REQUIRED WORK:
1 - In the distributed systems passage, what two major categories of failure does theory recognize?
2 - Extend the passage on distributed systems reliability beyond its final sentence.

DOCUMENT PASSAGE:
★ ★ ★ ★ ★ ★ ★

This is why it is rare to find CA systems, and this is why my post is focusing on CP or AP systems.

The second reason has to do with the second most important theorem in distributed systems after CAP theorem: the FLP impossibility, which states that in any distributed system where a node can crash and we cannot put a cap on response time, it is impossible to have consensus.

The idea is simple: if I send a request to a node on the network, how long should I wait before I assume the node is dead? what If I decide that after waiting x seconds that the node is dead but turns out that the node is not dead but just busy?

And If I send a request and don’t get a response, should I assume that my request didn’t reach the destination or should I assume that it reached the destination, was executed, and I just didn’t get the response? In other words did the network outage happen before or after I sent my request?

And what happens if I assume that a node in the system is dead, because it didn’t respond for a long time, and then it turns to be a live and joins the system again after the network disruption that caused it to be non responsive ended? will the system be in a sort of split brain situation? will this corrupt data?

What FLP impossibility tells us is that in reality, all distributed systems work on an assumptions. We hope that our assumptions are true and they are true most of the time.

Network portioning tests those assumptions.

In a network portioning the system becomes split, each node in a partition makes assumptions about nodes in the other partition. Those assumptions could be that they crashed while in reality they are not, they are alive, or that the write request I sent didn’t reach its destination while in fact it did and the sender just missed the confirmation response, etc.

This is why network partitioning is a more serious test than shutting down some nodes for example. Shutting down a node does not leave any space for wrong assumptions. In theoretical distributed systems all failures are classified into two major categories: crash failures and byzantine failures. Crash failures, like shutting down a node, are the ones that are easy to reason about and tolerate, byzantine failures are the nasty ones. Timeouts are byzantine failures.

Fault injection and engineering teams dynamics

Everybody knows that you need more prevention than treatment, but few reward acts of prevention. Nassim Nicholas Taleb — The black swan.

Rewarding treatment more than prevention is a human nature. In his book The Black swan, Nassim Nicholas Taleb gives various examples from different aspect of life, like rewarding the central banker who avoids a recession less than the one who “corrects” what his predecessor has done.

Site reliability engineers, and those who work on distributed systems reliability whatever title they hold, are good examples of this human nature. Usually, the more their job is well done the more difficult it is to show. If a system doesn’t fail much it is difficult to credit this to the SRE’s design, implementation and operations vs luck that caused no problems to happen or any other similar factor. However, if the system fails and the engeineer intervenes to save it and end a costly outage they get celebrated more easily.

When Booking.com changed technical leadership, the new leaders came with many new ideas and mandates, one of those mandates that resonated with me and still does is “No more heroes”. Instead of celebrating those who jump into outages across the whole engineering org, systems should be reliable, have clear ownership and clear expectations on interventions when incidents happen, and measurable reliability should be more celebrated than heroic saving of failed systems.

However from my experience I would say that this is attitude is the exception not the norm.

★ ★ ★ ★ ★ ★ ★

RAW RECORDS:
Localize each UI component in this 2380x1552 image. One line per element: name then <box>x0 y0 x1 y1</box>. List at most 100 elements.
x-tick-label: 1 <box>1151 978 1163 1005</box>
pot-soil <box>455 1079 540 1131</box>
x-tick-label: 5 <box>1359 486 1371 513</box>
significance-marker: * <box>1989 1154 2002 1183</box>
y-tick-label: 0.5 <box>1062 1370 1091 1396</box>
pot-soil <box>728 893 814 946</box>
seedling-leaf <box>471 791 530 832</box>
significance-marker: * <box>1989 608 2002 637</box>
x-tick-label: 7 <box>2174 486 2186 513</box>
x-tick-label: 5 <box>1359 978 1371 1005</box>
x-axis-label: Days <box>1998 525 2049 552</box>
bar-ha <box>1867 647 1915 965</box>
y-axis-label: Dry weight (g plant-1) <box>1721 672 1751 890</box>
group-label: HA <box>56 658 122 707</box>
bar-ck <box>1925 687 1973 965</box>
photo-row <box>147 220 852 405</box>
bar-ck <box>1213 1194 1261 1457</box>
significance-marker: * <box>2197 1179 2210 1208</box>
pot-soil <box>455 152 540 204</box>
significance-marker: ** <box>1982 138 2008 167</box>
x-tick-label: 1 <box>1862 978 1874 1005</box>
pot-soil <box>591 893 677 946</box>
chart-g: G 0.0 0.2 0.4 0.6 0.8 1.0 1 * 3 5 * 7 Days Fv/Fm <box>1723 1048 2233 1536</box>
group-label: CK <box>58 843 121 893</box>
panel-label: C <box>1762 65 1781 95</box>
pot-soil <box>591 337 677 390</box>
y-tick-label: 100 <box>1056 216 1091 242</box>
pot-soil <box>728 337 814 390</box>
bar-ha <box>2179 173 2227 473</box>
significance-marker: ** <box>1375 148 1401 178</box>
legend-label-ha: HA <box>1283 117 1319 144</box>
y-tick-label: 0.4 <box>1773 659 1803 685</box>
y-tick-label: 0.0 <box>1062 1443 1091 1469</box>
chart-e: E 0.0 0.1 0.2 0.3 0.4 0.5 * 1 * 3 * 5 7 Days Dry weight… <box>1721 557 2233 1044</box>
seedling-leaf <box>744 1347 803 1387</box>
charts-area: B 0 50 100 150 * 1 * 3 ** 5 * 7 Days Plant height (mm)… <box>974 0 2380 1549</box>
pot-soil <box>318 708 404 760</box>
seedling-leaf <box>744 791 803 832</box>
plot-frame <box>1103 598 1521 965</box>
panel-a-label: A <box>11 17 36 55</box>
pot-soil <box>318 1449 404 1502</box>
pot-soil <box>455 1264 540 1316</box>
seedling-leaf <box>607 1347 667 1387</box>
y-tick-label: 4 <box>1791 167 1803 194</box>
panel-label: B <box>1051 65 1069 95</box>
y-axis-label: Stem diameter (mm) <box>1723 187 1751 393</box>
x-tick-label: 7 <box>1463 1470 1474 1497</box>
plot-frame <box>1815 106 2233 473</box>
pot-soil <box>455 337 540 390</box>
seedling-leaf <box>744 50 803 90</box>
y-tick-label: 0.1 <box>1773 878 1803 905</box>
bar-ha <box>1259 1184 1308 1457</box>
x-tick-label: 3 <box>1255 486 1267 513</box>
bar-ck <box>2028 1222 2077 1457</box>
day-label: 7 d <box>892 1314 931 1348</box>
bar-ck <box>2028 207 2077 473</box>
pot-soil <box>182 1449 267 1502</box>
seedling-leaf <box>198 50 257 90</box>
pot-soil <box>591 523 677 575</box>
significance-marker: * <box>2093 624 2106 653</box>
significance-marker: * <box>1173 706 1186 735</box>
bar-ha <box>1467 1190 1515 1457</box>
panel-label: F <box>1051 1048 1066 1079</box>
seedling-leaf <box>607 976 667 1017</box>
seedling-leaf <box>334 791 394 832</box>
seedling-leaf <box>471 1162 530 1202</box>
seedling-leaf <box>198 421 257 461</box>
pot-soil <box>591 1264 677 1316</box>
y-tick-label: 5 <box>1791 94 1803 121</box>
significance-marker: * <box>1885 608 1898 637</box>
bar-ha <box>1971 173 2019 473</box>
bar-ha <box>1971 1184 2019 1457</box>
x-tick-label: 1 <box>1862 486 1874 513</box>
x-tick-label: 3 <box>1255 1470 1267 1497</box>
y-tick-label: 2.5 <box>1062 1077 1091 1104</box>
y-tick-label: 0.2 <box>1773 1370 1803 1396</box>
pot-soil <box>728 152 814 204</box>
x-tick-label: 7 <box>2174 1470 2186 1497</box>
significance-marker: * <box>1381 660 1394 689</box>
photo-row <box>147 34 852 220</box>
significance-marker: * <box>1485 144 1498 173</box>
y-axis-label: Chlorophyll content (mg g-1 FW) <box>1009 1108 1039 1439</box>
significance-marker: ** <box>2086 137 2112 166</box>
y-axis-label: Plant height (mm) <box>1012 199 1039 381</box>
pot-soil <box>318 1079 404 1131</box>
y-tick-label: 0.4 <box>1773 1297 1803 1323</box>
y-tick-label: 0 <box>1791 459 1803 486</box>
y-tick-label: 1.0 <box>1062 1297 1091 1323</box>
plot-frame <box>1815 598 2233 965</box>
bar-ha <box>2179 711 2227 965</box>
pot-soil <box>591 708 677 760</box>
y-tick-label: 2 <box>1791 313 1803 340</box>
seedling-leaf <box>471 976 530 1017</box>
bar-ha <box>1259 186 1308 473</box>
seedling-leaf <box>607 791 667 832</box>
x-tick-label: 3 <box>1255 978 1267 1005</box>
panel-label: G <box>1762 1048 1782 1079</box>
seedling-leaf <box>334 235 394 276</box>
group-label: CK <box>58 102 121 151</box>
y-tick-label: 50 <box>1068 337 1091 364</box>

★ ★ ★ ★ ★ ★ ★

RESULTS FOR EACH TASK:
1 - Crash failures and byzantine failures.

2 -
Fault injection lies in the golden middle ground between prevention and treatment. When you do a fault injection exercise and systems react to it with some of them failing and some not, failures become things that need treatment with all of what this word entails: they are objectively clear to everyone in terms of severity, impact and in turn priority of fixing.

Back in the days when I worked in booking.com I had a discussion with a colleague about a change I suggested that should increase the overall reliability of the system our team owned, but my colleague thought it was too complicated. One thing that helped us resolve the disagreement about such subjective matter was that the system we owned fired alerts in the last company wide fault injection exercise, so we have to implement a fix and report this fix to management. My suggested change would fix this issue, it was a treatment to a problem that happened in real world not one that we theorize could happen or not.
In the next quarterly review my colleague was super fair to me, mentioning that my change resulted in decreasing the system’s alerts overall by about 97% percent — I didn’t bother to measure its effect with that level of precision when I was writing my own quarterly self reflections. While the change had a positive effect on the system overall, fault injection was the thing that helped give objectivity to a subjective matter like design complexity vs gained reliability.

In the same time, and assuming the fault injection exercise is performed in a non production environment, the fixes for failures that happen during a fault injection exercise are preventive actions, they prevent the occurrence of a problem that didn’t happen yet in a customer facing systems.

How to perform a network partitioning fault injection

Any distributed system has failure domains: groups of components of the infrastructure that could all fail together.

If we are talking about a cloud service, the largest failure domain should be a zone. This is the largest amount of components that could fail together- assuming we are talking about data plane not control plane component.

Ideally, any distributed system should have at least 3 failure domains of the largest size because when one of them fails the system can still do consensus. This is why any cloud region has 3 zones or more.

So you should perform network portioning by disconnecting 1 of your largest failure domains from the rest, So for example if your system is deployed in 3 zones or 3 data centers you should perform the exercise by disconnecting all your infra structure components (servers, virtual machines, database replicas, etc) in one zone or one data center from the rest of the infrastructure.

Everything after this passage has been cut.